* _GOAL 1_
In the article on voices for queer love, what reason does Vijaylakshmi Ray Chaudhuri give for why parents have to make an effort to re-examine their positions? Answer in one to three sentences.
* _GOAL 2_
Resume the article on voices for queer love, picking up after its last sentence.

* _PASSAGE_
Saturday, February 08, 2014

Voices for queer love

Insight, Feb '14
By Pawan Dhall

Photo credit: Voices
Against 377
“I feel for all of you, for your struggle to establish your identity. It is never easy for parents – it was not easy for us to accept our only son as gay. But parents always want their children’s happiness and we have to make an effort, to re-examine our positions,” says 79 years old Vijaylakshmi Ray Chaudhuri. Four years her older, husband Pramathanath Ray Chaudhuri asks, “Why is it so difficult for the Supreme Court to admit that it could be wrong?” He was reacting to the Supreme Court’s rejection on January 28, 2014 of the review petitions filed against its recent verdict on Section 377, Indian Penal Code.

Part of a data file
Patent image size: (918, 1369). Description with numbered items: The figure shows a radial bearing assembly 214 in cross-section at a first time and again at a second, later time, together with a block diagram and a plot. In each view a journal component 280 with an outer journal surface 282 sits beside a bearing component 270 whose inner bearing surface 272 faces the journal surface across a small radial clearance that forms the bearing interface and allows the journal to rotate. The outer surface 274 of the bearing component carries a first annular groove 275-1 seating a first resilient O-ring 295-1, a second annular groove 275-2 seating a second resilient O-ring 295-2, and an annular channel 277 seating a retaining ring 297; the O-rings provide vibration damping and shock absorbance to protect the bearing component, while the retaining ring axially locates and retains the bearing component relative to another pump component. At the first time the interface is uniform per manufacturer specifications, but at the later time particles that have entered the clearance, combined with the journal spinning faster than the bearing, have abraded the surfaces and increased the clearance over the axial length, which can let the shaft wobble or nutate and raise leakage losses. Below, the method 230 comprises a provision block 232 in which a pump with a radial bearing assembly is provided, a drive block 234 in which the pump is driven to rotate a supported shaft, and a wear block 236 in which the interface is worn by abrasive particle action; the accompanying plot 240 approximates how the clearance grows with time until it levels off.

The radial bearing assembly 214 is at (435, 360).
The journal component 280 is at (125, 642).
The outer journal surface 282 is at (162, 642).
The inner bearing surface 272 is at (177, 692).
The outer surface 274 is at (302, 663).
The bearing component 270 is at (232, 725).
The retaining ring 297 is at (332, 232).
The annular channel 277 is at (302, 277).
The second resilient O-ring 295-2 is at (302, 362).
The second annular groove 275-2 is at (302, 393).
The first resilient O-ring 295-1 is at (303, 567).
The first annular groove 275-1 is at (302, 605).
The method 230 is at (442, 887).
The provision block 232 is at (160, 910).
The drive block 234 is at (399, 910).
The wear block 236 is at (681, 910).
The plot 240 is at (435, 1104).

* _WRITTEN ANSWER 1_
She says parents always want their children's happiness, so they have to make an effort to re-examine their positions. She admits it is never easy for parents, and that it was not easy for her and her husband to accept their only son as gay.

* _WRITTEN ANSWER 2_
Both are residents of Diamond Harbour, a riverside town located to the south of Kolkata, and parents of queer and human rights activist, entrepreneur and former teacher Anis Ray Chaudhuri. Both were also signatories to a petition filed in the Supreme Court in 2010 by several parents of lesbian, gay, bisexual, transgender and other queer individuals from across India in support of the landmark Delhi High Court ruling of July 2, 2009, which read down the outdated Section 377 on constitutional grounds and decriminalized queer people. The petition was filed when the Delhi High Court ruling was challenged in the Supreme Court by a number of religious and political bodies. A similar petition was filed by 13 mental health professionals from across India, a number of them from Kolkata.

These scenes from Diamond Harbour seem to hold symbolic
value for the Indian queer movement.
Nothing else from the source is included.